Restate the whole listing word for word. Pictures are left out.

* **SOURCE RECORDS**
>>>>
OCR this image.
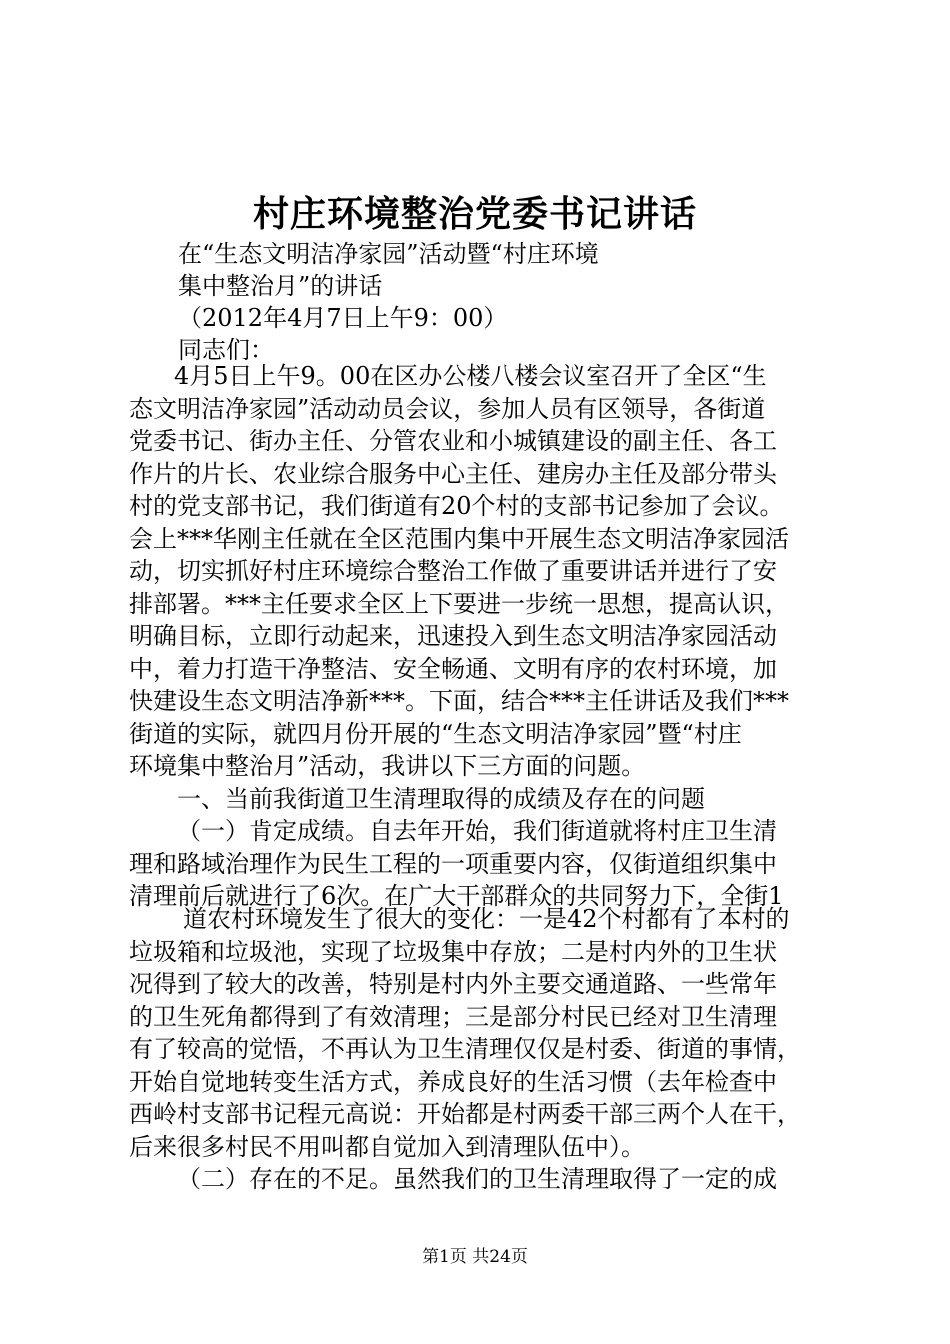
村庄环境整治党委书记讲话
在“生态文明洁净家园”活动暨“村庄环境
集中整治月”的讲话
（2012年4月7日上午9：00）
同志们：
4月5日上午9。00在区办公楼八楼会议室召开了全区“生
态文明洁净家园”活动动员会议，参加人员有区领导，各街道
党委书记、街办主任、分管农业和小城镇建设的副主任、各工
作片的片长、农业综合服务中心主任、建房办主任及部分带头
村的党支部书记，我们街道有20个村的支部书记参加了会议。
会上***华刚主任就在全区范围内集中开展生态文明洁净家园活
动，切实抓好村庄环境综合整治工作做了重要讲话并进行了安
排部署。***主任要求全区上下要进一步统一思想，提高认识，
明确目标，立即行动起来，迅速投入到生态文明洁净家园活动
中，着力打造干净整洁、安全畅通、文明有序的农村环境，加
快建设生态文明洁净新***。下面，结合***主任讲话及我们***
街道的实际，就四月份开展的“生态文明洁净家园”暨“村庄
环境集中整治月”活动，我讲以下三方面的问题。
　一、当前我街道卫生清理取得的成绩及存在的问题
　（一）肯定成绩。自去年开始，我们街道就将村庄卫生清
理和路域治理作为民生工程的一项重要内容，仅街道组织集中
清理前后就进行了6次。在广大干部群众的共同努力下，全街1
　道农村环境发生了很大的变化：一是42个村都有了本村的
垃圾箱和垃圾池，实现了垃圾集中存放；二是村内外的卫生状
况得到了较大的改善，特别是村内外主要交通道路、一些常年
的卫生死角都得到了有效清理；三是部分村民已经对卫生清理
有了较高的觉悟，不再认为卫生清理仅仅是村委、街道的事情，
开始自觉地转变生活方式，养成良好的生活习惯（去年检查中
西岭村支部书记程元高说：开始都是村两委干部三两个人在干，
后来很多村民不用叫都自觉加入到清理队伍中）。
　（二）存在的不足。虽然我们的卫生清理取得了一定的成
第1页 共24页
<<<<
* **SOLUTION TO THIS PROBLEM**
OCR this image.
村庄环境整治党委书记讲话
在“生态文明洁净家园”活动暨“村庄环境
集中整治月”的讲话
（2012年4月7日上午9：00）
同志们：
4月5日上午9。00在区办公楼八楼会议室召开了全区“生
态文明洁净家园”活动动员会议，参加人员有区领导，各街道
党委书记、街办主任、分管农业和小城镇建设的副主任、各工
作片的片长、农业综合服务中心主任、建房办主任及部分带头
村的党支部书记，我们街道有20个村的支部书记参加了会议。
会上***华刚主任就在全区范围内集中开展生态文明洁净家园活
动，切实抓好村庄环境综合整治工作做了重要讲话并进行了安
排部署。***主任要求全区上下要进一步统一思想，提高认识，
明确目标，立即行动起来，迅速投入到生态文明洁净家园活动
中，着力打造干净整洁、安全畅通、文明有序的农村环境，加
快建设生态文明洁净新***。下面，结合***主任讲话及我们***
街道的实际，就四月份开展的“生态文明洁净家园”暨“村庄
环境集中整治月”活动，我讲以下三方面的问题。
　一、当前我街道卫生清理取得的成绩及存在的问题
　（一）肯定成绩。自去年开始，我们街道就将村庄卫生清
理和路域治理作为民生工程的一项重要内容，仅街道组织集中
清理前后就进行了6次。在广大干部群众的共同努力下，全街1
　道农村环境发生了很大的变化：一是42个村都有了本村的
垃圾箱和垃圾池，实现了垃圾集中存放；二是村内外的卫生状
况得到了较大的改善，特别是村内外主要交通道路、一些常年
的卫生死角都得到了有效清理；三是部分村民已经对卫生清理
有了较高的觉悟，不再认为卫生清理仅仅是村委、街道的事情，
开始自觉地转变生活方式，养成良好的生活习惯（去年检查中
西岭村支部书记程元高说：开始都是村两委干部三两个人在干，
后来很多村民不用叫都自觉加入到清理队伍中）。
　（二）存在的不足。虽然我们的卫生清理取得了一定的成
第1页 共24页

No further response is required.